### WHAT IS BEING ASKED
Using the data below, copy each line that includes the word "index".

### RECORDS SUPPLIED

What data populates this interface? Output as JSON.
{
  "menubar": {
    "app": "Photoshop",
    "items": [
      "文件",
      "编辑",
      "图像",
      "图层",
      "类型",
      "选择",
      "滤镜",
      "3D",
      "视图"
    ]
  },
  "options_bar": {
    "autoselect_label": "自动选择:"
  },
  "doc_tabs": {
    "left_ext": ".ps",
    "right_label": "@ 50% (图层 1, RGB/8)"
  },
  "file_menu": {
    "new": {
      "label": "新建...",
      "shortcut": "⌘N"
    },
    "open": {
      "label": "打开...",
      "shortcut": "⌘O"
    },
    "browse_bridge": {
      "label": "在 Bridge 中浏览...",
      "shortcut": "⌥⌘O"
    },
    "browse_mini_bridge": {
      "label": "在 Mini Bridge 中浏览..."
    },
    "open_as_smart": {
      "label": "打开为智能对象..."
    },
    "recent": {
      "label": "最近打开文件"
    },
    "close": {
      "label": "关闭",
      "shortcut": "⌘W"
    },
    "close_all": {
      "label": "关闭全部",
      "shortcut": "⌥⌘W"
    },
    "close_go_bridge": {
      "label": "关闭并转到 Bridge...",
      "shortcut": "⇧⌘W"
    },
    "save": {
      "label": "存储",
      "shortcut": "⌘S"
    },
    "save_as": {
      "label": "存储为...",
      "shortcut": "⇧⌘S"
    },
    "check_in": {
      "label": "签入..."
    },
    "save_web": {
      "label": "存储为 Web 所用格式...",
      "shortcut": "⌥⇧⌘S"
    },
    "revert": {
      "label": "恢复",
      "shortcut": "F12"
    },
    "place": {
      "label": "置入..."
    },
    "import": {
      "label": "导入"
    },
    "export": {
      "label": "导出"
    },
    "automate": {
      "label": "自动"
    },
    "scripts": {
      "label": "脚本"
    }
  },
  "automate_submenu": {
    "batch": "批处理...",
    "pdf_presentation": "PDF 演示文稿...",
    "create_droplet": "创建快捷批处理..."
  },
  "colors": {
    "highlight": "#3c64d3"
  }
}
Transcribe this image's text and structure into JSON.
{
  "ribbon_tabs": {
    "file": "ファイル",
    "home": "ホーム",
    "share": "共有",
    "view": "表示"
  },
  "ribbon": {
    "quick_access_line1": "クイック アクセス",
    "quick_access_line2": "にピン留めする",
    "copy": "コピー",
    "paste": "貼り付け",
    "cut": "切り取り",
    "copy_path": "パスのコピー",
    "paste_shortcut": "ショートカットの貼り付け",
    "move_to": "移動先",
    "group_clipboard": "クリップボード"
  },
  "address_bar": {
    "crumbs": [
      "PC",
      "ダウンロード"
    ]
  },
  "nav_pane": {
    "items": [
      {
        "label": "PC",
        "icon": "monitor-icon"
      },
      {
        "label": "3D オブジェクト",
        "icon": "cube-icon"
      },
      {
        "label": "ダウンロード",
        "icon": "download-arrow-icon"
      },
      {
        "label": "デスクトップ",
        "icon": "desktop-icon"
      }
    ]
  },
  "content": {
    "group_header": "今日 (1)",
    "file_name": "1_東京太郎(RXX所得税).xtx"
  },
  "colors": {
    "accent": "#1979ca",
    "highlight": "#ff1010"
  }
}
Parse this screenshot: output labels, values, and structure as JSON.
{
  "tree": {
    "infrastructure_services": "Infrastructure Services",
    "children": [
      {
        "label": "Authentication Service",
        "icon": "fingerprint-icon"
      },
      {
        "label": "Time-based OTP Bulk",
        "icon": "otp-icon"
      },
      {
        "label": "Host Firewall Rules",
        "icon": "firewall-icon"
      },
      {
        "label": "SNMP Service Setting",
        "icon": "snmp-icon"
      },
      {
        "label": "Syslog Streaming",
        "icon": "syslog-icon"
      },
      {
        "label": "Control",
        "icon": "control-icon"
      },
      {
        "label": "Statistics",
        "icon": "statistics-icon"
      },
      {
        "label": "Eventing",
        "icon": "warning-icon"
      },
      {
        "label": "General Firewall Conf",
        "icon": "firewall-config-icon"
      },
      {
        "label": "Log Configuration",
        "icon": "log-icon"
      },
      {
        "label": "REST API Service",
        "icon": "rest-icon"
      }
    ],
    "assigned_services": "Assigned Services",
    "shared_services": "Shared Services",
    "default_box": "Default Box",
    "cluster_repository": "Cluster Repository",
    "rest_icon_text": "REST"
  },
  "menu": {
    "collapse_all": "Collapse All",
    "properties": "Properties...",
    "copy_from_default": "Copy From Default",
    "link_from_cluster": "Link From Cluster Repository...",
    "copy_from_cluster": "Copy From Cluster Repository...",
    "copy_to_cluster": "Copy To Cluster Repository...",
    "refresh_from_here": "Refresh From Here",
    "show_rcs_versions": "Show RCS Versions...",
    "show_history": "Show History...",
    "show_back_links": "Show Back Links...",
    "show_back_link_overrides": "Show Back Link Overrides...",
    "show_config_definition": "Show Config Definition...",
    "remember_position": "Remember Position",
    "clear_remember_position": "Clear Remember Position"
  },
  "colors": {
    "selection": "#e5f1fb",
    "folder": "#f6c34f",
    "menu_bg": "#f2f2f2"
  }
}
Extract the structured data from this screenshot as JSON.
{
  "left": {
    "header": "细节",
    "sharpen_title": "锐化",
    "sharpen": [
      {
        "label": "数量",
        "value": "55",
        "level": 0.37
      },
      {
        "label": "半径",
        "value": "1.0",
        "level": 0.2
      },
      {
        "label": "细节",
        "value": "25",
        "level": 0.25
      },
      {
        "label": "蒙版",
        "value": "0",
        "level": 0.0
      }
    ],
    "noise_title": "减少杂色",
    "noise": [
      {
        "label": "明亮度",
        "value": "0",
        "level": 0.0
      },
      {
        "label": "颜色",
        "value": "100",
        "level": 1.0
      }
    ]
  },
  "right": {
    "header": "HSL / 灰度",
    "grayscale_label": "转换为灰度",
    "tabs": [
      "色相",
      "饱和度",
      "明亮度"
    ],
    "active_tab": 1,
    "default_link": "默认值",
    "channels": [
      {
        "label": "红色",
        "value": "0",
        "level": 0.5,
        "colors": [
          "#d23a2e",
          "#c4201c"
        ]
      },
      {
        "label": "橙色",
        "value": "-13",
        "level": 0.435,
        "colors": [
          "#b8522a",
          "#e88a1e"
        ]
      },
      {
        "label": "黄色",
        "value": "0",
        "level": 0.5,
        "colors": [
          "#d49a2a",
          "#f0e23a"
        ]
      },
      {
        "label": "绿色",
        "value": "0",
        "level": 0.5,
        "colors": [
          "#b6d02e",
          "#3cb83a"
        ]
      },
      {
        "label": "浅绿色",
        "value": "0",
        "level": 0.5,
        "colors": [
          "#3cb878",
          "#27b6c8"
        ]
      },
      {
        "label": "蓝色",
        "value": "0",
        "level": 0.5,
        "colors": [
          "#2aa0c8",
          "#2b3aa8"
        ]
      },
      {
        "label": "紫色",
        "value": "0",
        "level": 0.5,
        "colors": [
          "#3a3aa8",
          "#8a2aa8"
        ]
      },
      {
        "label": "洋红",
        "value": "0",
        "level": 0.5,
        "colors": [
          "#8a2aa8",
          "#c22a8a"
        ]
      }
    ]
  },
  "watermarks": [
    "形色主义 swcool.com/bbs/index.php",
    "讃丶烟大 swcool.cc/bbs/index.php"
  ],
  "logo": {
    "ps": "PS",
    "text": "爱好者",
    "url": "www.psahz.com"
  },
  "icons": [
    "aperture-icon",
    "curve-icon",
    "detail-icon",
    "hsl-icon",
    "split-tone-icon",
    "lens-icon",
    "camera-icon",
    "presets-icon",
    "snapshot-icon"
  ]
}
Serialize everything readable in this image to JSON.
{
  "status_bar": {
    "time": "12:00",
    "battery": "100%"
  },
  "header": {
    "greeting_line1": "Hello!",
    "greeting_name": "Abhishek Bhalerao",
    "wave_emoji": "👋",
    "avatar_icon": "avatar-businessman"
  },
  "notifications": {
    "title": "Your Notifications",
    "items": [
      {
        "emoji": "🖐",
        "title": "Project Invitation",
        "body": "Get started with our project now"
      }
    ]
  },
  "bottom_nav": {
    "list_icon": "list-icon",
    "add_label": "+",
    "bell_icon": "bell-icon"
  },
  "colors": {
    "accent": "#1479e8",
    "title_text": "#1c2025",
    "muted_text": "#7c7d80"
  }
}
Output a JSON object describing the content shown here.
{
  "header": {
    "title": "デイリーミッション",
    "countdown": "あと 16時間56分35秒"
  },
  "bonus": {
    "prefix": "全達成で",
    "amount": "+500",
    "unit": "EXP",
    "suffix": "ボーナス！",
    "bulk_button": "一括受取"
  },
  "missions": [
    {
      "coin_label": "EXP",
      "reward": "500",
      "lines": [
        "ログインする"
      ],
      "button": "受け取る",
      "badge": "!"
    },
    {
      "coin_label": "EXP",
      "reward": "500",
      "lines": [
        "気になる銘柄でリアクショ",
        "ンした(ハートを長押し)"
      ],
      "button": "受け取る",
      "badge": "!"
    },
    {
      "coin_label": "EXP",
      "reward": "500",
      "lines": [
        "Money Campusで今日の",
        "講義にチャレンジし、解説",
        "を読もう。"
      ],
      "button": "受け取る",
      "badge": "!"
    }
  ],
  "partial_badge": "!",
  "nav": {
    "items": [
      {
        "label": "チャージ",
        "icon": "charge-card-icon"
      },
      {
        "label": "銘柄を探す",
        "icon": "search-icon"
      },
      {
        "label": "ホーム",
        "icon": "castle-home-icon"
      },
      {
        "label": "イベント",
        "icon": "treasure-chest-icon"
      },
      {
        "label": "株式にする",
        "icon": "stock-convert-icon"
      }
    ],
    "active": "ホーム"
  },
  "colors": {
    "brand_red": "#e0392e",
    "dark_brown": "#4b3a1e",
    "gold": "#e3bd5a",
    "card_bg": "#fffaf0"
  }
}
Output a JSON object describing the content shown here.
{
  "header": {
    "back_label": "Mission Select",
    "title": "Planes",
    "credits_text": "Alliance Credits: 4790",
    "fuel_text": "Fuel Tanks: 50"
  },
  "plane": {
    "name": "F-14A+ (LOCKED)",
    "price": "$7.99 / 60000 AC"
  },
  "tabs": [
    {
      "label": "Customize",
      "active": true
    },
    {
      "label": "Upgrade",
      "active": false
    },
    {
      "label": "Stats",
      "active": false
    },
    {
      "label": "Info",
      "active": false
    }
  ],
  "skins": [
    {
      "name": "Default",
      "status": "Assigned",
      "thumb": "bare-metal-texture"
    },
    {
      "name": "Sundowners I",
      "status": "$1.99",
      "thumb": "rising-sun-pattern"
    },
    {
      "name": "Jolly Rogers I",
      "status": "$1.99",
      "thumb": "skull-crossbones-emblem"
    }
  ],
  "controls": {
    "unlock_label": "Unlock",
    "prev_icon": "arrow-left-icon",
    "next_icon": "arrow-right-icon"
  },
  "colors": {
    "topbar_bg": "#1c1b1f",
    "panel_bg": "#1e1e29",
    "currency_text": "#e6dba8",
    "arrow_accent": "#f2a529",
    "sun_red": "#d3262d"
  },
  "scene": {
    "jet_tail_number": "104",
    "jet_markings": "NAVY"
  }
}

### CORRECT RESPONSE
    "形色主义 swcool.com/bbs/index.php",
    "讃丶烟大 swcool.cc/bbs/index.php"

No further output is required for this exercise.